#### Problem to solve:
Rewrite the rows from the line with "Localize each UI" to the line with "1136, 1785, 1146]", swapping "treemap-cell" for "treemap-tile" and keeping everything else the same. Omit the pictures from your answer.

#### Dataset records:
= = = = = = =

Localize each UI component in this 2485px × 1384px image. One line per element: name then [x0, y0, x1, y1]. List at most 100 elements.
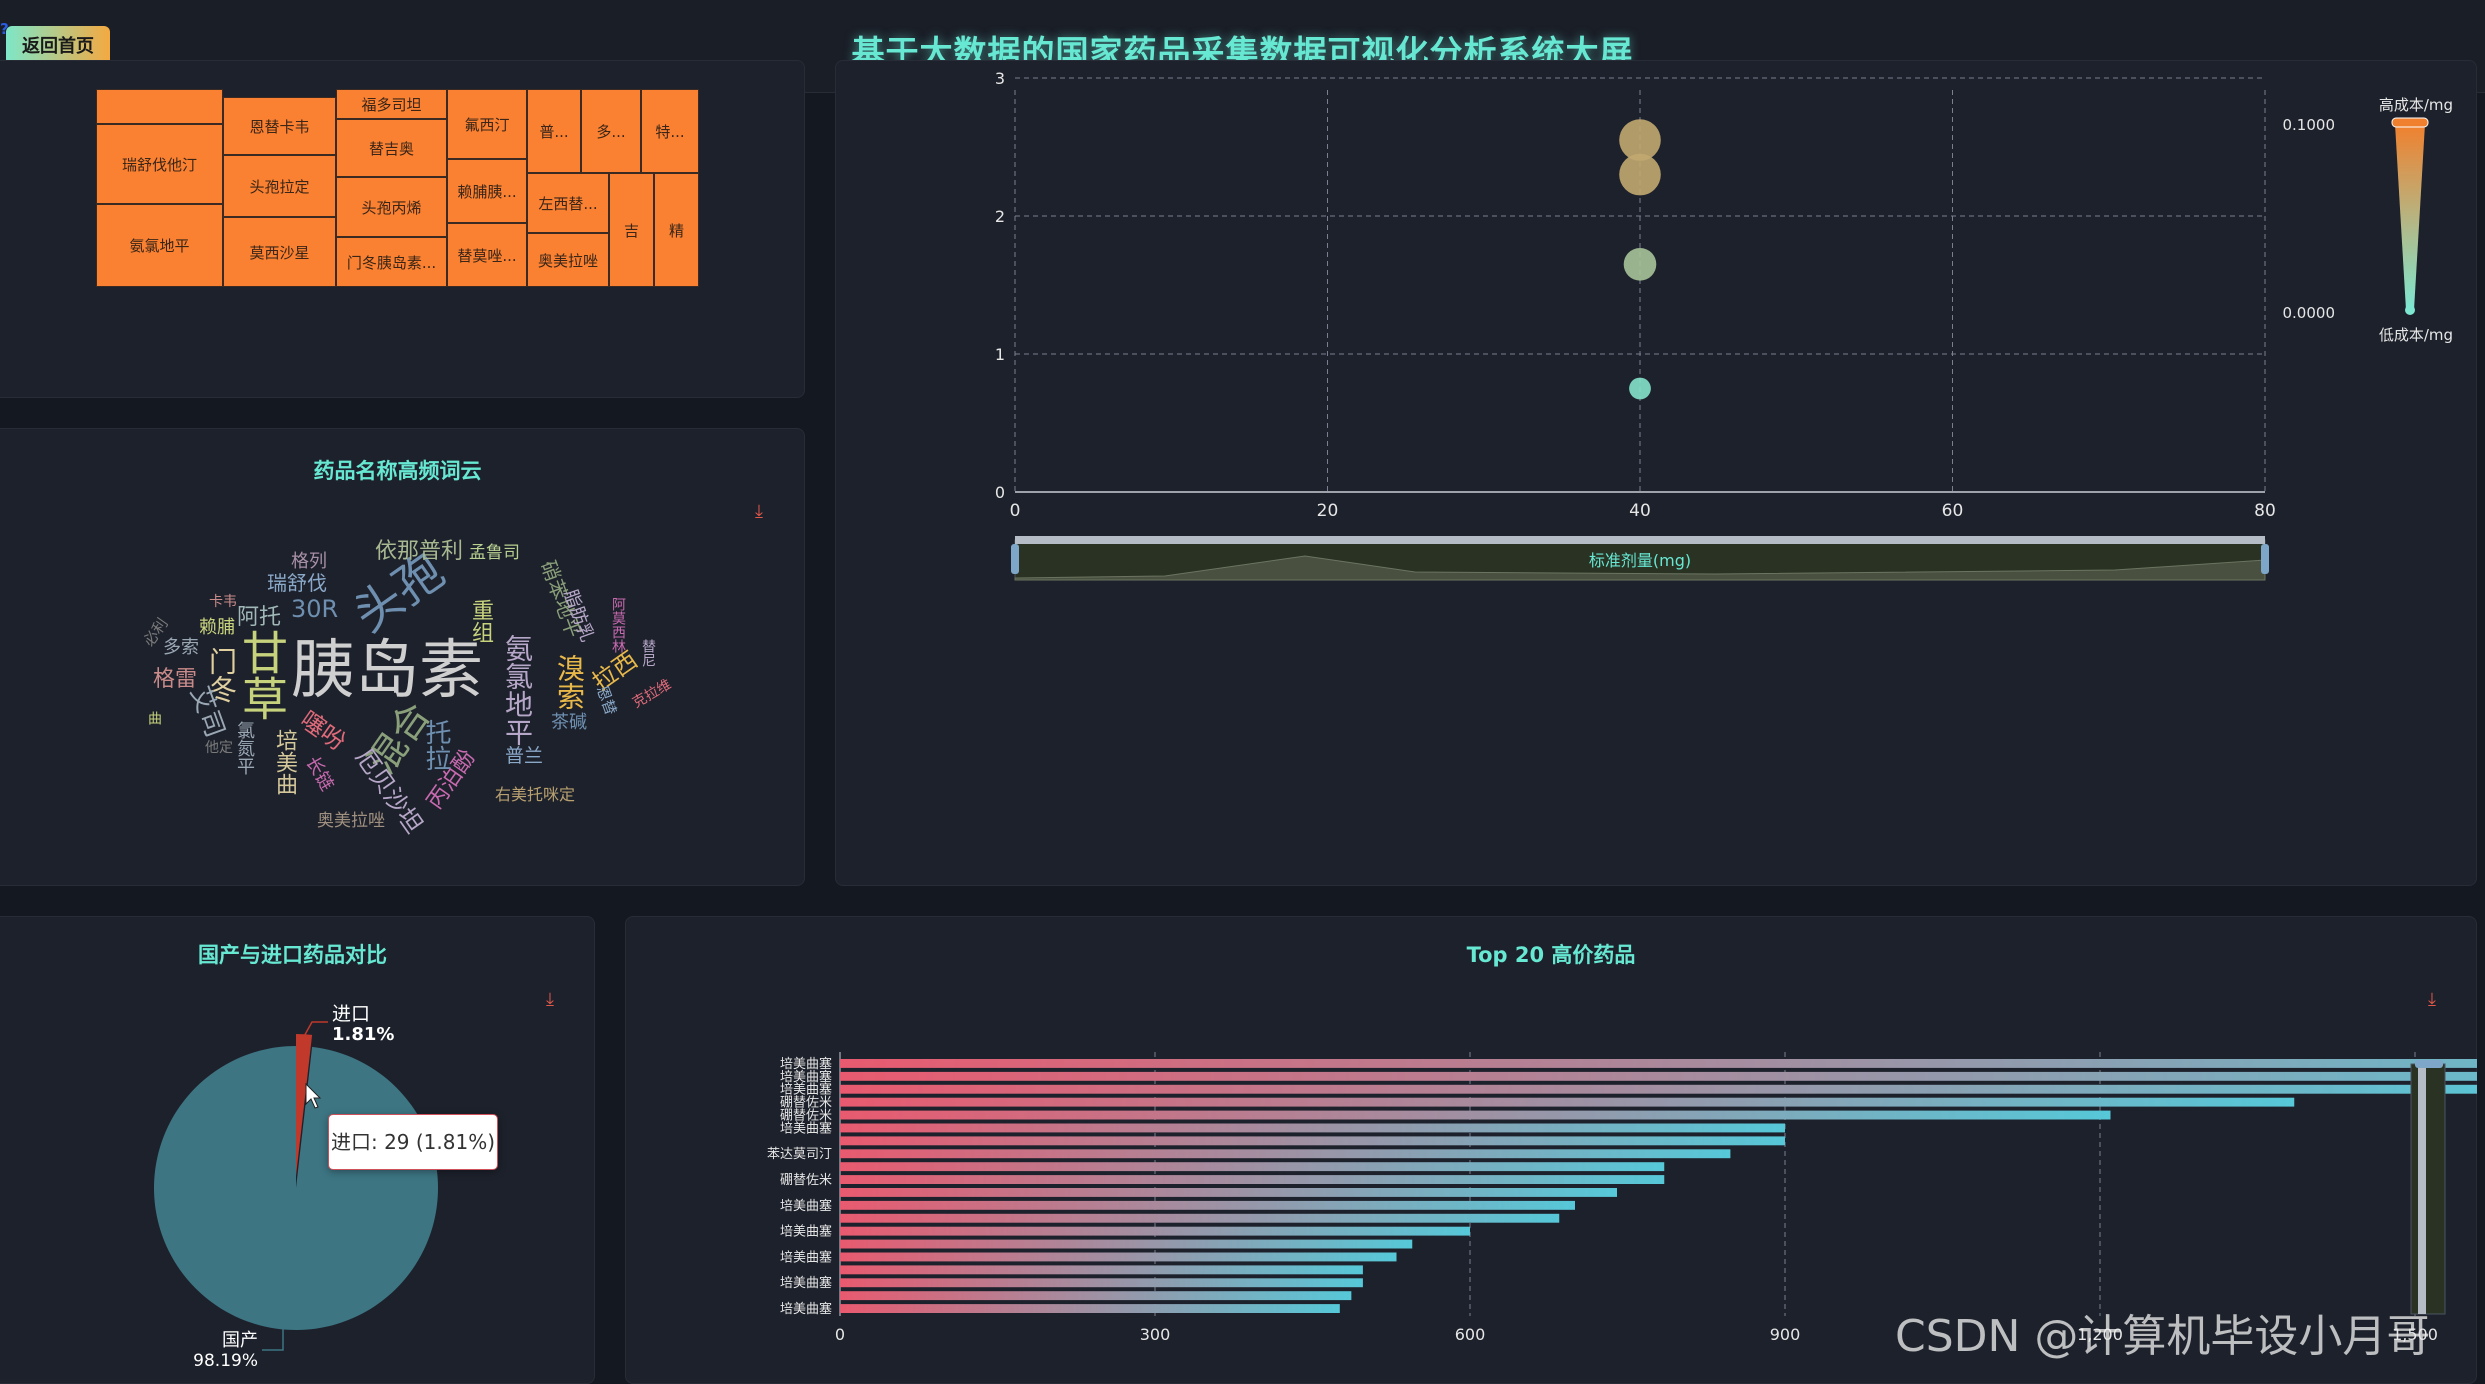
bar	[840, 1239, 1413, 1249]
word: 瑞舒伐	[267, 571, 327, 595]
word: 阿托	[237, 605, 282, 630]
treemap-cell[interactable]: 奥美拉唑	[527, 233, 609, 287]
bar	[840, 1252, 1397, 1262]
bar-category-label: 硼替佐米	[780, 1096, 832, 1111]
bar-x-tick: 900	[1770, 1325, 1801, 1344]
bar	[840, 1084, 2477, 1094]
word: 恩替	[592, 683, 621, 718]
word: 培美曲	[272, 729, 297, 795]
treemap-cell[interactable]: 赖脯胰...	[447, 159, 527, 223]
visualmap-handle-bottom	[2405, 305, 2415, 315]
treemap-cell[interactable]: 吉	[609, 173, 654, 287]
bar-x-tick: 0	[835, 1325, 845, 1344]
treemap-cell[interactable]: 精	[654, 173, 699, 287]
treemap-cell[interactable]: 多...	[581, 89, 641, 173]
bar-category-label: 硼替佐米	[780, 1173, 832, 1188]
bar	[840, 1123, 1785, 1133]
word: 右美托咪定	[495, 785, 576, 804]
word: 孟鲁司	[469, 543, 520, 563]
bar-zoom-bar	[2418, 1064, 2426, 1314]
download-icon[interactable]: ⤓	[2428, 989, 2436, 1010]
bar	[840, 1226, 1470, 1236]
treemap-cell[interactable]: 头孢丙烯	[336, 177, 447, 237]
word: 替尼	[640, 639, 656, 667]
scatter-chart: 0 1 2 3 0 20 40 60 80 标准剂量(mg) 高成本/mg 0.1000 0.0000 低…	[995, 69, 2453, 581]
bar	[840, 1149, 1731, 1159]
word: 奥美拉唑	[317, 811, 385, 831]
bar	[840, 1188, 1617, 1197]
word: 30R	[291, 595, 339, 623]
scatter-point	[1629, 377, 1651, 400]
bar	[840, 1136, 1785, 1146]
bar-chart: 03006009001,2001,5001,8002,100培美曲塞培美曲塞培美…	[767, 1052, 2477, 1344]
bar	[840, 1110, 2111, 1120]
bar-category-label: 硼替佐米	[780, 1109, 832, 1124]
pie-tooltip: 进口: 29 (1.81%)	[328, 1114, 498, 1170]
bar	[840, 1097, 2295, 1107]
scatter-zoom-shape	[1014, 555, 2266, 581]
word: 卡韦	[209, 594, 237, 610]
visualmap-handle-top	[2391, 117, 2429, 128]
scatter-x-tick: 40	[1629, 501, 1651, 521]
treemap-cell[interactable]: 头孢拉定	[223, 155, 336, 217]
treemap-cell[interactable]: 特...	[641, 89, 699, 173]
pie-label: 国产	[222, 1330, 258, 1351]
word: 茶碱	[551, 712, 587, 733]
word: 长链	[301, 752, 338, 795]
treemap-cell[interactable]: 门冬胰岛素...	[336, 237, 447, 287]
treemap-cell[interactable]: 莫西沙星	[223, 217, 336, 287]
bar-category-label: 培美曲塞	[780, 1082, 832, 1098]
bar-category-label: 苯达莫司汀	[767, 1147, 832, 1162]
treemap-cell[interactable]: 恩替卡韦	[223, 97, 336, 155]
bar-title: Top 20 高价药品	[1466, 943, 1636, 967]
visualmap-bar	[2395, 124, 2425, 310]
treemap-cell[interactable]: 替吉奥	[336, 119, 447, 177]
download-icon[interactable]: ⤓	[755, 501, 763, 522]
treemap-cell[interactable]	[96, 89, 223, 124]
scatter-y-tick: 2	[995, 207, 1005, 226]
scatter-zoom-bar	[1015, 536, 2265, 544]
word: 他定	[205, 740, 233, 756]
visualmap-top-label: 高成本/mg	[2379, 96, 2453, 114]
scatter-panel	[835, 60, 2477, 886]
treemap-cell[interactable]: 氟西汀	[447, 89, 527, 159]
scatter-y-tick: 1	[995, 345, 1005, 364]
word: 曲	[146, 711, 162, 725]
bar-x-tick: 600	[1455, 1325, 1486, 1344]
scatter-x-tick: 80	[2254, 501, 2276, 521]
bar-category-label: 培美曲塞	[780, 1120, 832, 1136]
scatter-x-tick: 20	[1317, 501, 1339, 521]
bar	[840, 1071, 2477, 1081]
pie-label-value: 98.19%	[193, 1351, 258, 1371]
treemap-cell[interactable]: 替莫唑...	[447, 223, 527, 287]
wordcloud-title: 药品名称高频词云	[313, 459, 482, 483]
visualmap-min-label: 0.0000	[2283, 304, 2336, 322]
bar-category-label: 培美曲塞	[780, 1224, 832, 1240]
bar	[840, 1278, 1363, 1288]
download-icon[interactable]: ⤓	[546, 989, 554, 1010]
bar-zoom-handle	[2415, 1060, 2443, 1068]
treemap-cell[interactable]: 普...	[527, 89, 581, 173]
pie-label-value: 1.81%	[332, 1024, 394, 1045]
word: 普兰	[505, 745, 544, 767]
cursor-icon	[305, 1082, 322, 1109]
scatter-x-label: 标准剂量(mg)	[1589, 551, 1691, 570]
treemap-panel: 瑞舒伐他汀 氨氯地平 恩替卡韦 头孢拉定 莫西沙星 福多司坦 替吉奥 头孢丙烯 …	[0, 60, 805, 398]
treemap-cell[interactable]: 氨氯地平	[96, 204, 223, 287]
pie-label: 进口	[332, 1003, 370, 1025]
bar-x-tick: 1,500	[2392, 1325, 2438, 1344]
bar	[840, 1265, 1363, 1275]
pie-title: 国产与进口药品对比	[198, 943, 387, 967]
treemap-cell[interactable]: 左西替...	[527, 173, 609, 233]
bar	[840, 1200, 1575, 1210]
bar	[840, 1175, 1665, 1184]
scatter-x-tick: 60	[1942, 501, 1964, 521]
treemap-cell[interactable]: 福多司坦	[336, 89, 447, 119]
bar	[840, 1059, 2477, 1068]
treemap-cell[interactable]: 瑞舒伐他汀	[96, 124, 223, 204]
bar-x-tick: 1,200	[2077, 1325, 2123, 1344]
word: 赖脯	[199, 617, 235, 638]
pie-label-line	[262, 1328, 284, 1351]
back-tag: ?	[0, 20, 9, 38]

= = = = = = =

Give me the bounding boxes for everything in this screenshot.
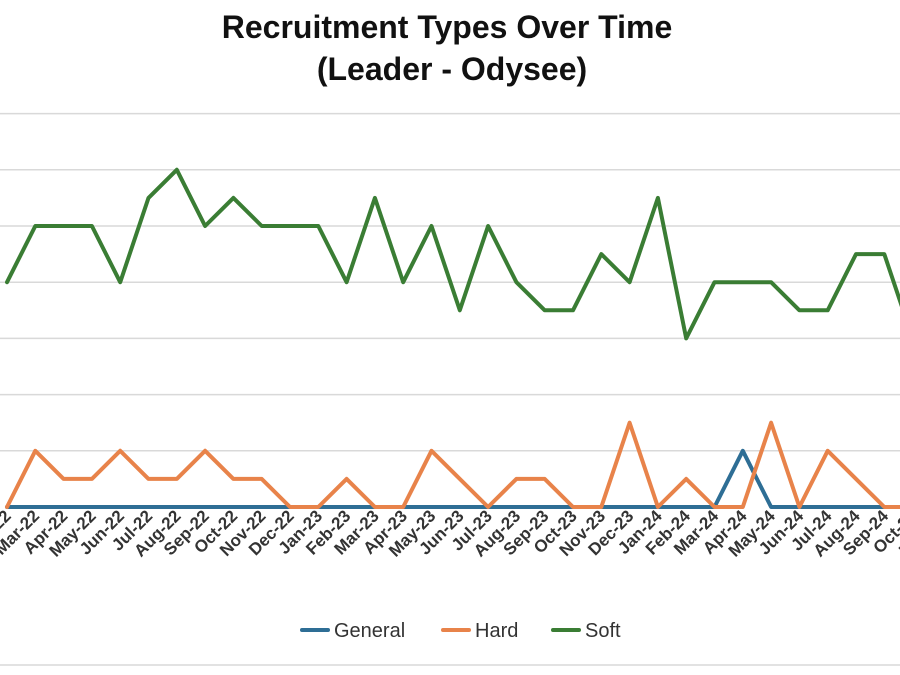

= = = = = = =

#### Final result:
Localize each UI component in this 2485px × 1384px image. One line per element: name then [x0, y0, x1, y1]. List at most 100 elements.
bar	[840, 1239, 1413, 1249]
word: 瑞舒伐	[267, 571, 327, 595]
word: 阿托	[237, 605, 282, 630]
treemap-tile[interactable]: 奥美拉唑	[527, 233, 609, 287]
bar	[840, 1252, 1397, 1262]
bar-category-label: 硼替佐米	[780, 1096, 832, 1111]
bar-x-tick: 900	[1770, 1325, 1801, 1344]
bar	[840, 1084, 2477, 1094]
word: 恩替	[592, 683, 621, 718]
word: 培美曲	[272, 729, 297, 795]
treemap-tile[interactable]: 赖脯胰...	[447, 159, 527, 223]
visualmap-handle-bottom	[2405, 305, 2415, 315]
treemap-tile[interactable]: 吉	[609, 173, 654, 287]
bar-x-tick: 0	[835, 1325, 845, 1344]
treemap-tile[interactable]: 精	[654, 173, 699, 287]
treemap-tile[interactable]: 多...	[581, 89, 641, 173]
bar-category-label: 硼替佐米	[780, 1173, 832, 1188]
bar	[840, 1123, 1785, 1133]
word: 右美托咪定	[495, 785, 576, 804]
word: 孟鲁司	[469, 543, 520, 563]
bar-zoom-bar	[2418, 1064, 2426, 1314]
download-icon[interactable]: ⤓	[2428, 989, 2436, 1010]
bar	[840, 1226, 1470, 1236]
treemap-tile[interactable]: 头孢丙烯	[336, 177, 447, 237]
word: 替尼	[640, 639, 656, 667]
scatter-chart: 0 1 2 3 0 20 40 60 80 标准剂量(mg) 高成本/mg 0.1000 0.0000 低…	[995, 69, 2453, 581]
bar	[840, 1149, 1731, 1159]
word: 奥美拉唑	[317, 811, 385, 831]
bar	[840, 1188, 1617, 1197]
word: 30R	[291, 595, 339, 623]
scatter-point	[1629, 377, 1651, 400]
bar	[840, 1136, 1785, 1146]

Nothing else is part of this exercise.